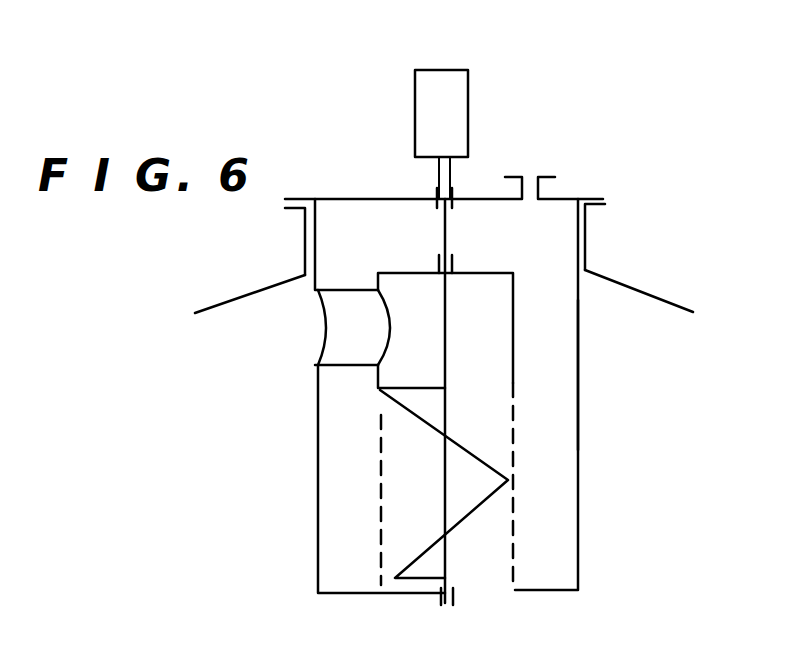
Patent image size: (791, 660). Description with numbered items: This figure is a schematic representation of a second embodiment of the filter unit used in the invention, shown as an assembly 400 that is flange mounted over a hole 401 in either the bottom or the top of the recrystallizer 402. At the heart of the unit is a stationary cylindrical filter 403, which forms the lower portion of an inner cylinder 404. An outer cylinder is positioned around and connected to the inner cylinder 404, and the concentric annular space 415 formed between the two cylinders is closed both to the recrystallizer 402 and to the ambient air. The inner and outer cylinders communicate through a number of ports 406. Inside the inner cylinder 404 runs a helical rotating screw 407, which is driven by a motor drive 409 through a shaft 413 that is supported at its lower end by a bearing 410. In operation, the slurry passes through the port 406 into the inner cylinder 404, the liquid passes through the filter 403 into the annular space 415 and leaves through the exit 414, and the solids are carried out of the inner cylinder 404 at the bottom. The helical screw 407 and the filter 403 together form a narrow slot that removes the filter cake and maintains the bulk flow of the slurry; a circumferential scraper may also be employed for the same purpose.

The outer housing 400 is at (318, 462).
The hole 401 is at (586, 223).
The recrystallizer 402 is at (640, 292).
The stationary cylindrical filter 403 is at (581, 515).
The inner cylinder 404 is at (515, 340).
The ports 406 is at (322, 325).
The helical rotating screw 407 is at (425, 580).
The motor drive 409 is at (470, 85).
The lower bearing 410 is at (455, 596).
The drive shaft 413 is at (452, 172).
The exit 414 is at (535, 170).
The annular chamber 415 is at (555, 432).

* * *

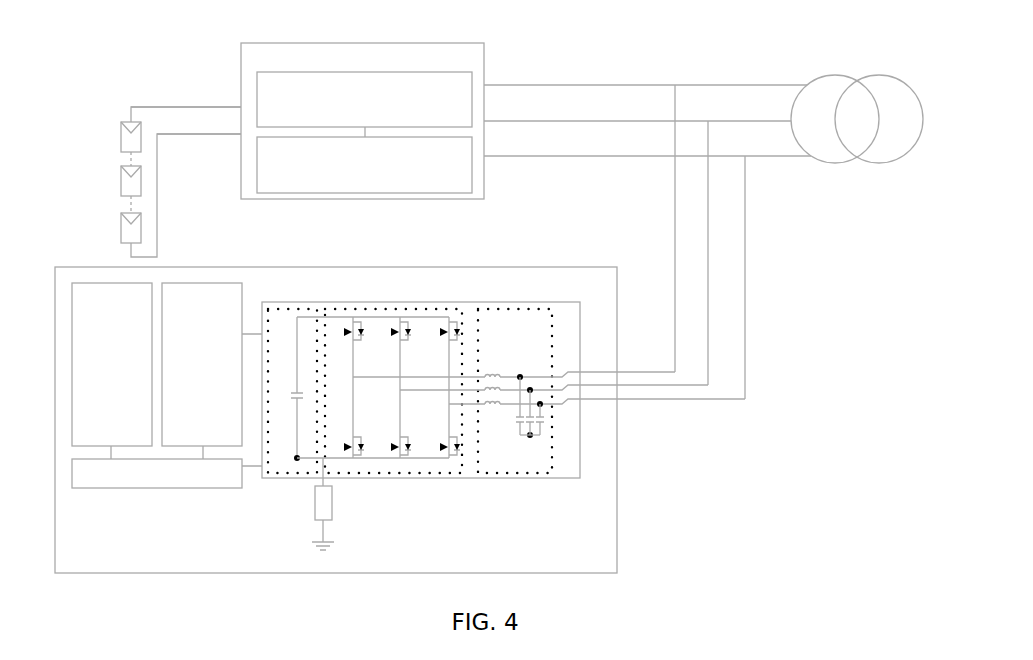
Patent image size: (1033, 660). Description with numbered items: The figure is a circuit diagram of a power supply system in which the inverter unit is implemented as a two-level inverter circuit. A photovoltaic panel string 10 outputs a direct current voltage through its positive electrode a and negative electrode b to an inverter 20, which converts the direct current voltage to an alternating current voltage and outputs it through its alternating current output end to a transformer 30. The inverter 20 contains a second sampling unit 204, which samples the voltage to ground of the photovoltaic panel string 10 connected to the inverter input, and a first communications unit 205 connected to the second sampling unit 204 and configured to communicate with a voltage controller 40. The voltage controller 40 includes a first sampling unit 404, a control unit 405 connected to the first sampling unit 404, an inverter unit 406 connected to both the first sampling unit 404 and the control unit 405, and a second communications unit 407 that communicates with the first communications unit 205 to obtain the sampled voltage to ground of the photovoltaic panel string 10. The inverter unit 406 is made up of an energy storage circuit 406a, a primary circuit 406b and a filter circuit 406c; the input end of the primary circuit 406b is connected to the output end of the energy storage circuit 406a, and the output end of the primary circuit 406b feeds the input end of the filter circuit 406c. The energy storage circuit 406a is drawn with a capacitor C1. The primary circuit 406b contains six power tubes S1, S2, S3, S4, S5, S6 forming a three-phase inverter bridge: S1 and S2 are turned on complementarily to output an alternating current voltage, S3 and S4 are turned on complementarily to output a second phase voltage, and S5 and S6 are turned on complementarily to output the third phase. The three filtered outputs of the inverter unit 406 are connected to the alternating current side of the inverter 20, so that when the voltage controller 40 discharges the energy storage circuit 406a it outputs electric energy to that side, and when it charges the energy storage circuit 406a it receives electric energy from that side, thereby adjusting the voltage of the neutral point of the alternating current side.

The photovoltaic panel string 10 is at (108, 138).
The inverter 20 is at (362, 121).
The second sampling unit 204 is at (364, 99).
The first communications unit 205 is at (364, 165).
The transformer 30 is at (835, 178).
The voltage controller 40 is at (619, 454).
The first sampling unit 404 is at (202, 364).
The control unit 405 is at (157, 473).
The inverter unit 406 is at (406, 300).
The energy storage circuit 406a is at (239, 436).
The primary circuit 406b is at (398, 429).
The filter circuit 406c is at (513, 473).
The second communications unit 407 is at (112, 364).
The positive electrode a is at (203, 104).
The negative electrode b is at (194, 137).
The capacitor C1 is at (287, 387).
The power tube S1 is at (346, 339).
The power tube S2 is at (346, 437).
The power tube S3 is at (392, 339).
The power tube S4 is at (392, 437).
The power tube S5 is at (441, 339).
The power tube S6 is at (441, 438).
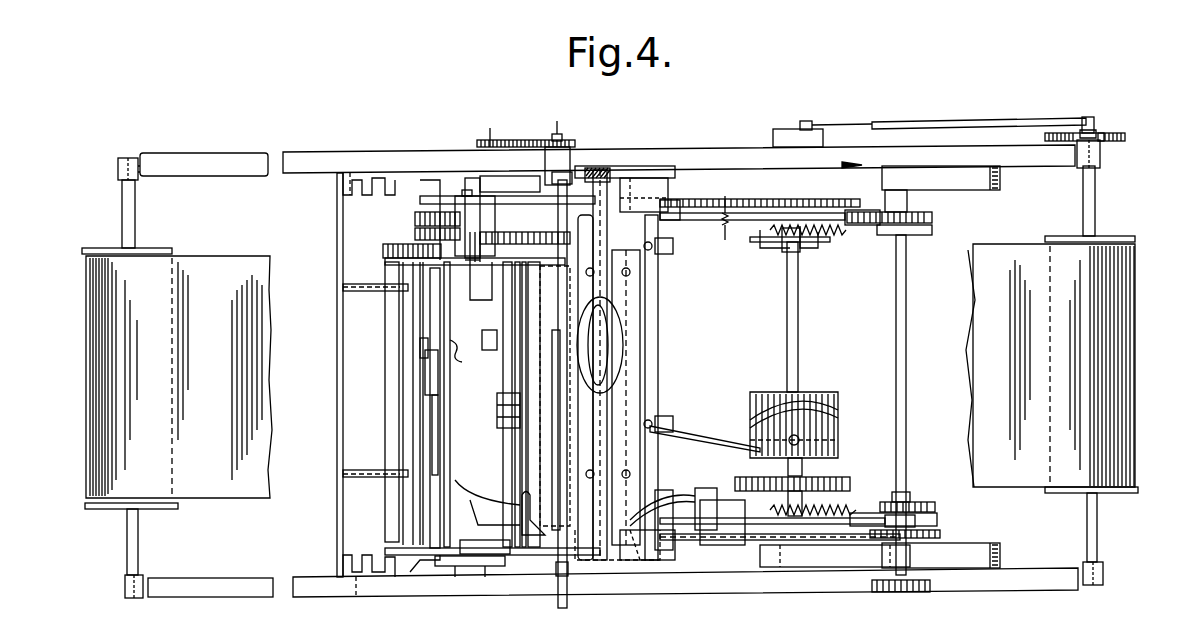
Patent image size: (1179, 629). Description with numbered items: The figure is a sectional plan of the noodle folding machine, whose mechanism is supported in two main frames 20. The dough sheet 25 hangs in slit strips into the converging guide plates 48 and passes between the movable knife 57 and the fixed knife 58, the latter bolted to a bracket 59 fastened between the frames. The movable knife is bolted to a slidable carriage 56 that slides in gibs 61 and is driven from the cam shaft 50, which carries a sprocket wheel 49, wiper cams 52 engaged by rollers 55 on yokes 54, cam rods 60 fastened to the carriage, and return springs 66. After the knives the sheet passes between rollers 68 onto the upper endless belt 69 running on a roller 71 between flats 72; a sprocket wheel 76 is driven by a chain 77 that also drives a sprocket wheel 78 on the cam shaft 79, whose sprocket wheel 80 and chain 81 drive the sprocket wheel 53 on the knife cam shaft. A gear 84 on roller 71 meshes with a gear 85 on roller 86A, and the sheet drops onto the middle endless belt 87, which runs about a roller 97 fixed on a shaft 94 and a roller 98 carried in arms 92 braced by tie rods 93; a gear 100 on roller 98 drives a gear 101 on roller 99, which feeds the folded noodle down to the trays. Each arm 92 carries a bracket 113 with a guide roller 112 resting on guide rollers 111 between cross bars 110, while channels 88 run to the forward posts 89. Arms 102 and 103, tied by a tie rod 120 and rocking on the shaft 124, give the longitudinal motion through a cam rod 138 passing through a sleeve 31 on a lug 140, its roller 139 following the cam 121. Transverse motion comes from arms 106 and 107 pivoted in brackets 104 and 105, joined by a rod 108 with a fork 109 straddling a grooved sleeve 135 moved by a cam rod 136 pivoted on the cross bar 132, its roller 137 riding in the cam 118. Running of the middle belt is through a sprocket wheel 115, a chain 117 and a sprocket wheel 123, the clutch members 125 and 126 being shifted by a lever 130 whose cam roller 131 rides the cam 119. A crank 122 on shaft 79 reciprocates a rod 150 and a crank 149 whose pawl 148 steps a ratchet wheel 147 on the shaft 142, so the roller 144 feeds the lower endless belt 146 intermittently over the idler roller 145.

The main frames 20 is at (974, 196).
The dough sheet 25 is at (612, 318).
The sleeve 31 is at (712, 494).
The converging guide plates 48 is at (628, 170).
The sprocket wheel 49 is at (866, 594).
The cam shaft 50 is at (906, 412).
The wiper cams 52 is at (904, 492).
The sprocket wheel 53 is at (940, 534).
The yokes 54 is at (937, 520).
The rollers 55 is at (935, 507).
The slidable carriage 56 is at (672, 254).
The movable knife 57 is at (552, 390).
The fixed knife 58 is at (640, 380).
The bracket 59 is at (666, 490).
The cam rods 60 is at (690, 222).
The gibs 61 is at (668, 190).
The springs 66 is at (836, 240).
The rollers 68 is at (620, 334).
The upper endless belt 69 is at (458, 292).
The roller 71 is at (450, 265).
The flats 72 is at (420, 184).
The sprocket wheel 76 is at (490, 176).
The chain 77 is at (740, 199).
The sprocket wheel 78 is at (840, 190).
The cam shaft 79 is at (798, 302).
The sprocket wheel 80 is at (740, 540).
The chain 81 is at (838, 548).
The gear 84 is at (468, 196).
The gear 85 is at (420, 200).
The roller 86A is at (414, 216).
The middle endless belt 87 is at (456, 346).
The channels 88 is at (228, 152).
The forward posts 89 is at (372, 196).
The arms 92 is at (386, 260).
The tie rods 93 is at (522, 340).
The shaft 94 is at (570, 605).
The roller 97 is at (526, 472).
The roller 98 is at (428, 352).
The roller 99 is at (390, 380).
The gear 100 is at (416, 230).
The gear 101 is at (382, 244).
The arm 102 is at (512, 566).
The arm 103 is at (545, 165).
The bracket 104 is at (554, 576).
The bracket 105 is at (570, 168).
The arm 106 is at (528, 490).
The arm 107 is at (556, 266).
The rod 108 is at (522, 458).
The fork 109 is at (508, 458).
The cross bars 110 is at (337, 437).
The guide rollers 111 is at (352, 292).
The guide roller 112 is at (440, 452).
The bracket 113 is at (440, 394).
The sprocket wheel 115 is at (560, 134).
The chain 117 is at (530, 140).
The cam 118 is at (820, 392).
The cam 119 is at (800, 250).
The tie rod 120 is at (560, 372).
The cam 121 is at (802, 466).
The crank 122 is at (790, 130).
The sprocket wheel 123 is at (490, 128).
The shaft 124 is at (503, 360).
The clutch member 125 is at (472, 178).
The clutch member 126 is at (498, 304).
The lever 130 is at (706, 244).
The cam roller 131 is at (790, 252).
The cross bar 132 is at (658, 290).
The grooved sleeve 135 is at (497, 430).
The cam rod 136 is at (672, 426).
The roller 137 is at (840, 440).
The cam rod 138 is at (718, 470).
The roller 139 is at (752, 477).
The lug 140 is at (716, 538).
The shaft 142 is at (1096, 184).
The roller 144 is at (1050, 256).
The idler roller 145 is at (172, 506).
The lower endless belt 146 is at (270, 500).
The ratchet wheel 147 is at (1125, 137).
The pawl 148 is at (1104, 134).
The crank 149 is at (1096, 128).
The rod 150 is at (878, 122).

#### Task objective
Can you give the lines of the records as a numbered list, from the line with "Patent image size: (791, 660)." to the line with "The stationary cylindrical", leaving out blank lines?

#### Output of the exercise
1. Patent image size: (791, 660). Description with numbered items: This figure is a schematic representation of a second embodiment of the filter unit used in the invention, shown as an assembly 400 that is flange mounted over a hole 401 in either the bottom or the top of the recrystallizer 402. At the heart of the unit is a stationary cylindrical filter 403, which forms the lower portion of an inner cylinder 404. An outer cylinder is positioned around and connected to the inner cylinder 404, and the concentric annular space 415 formed between the two cylinders is closed both to the recrystallizer 402 and to the ambient air. The inner and outer cylinders communicate through a number of ports 406. Inside the inner cylinder 404 runs a helical rotating screw 407, which is driven by a motor drive 409 through a shaft 413 that is supported at its lower end by a bearing 410. In operation, the slurry passes through the port 406 into the inner cylinder 404, the liquid passes through the filter 403 into the annular space 415 and leaves through the exit 414, and the solids are carried out of the inner cylinder 404 at the bottom. The helical screw 407 and the filter 403 together form a narrow slot that removes the filter cake and maintains the bulk flow of the slurry; a circumferential scraper may also be employed for the same purpose.
2. The outer housing 400 is at (318, 462).
3. The hole 401 is at (586, 223).
4. The recrystallizer 402 is at (640, 292).
5. The stationary cylindrical filter 403 is at (581, 515).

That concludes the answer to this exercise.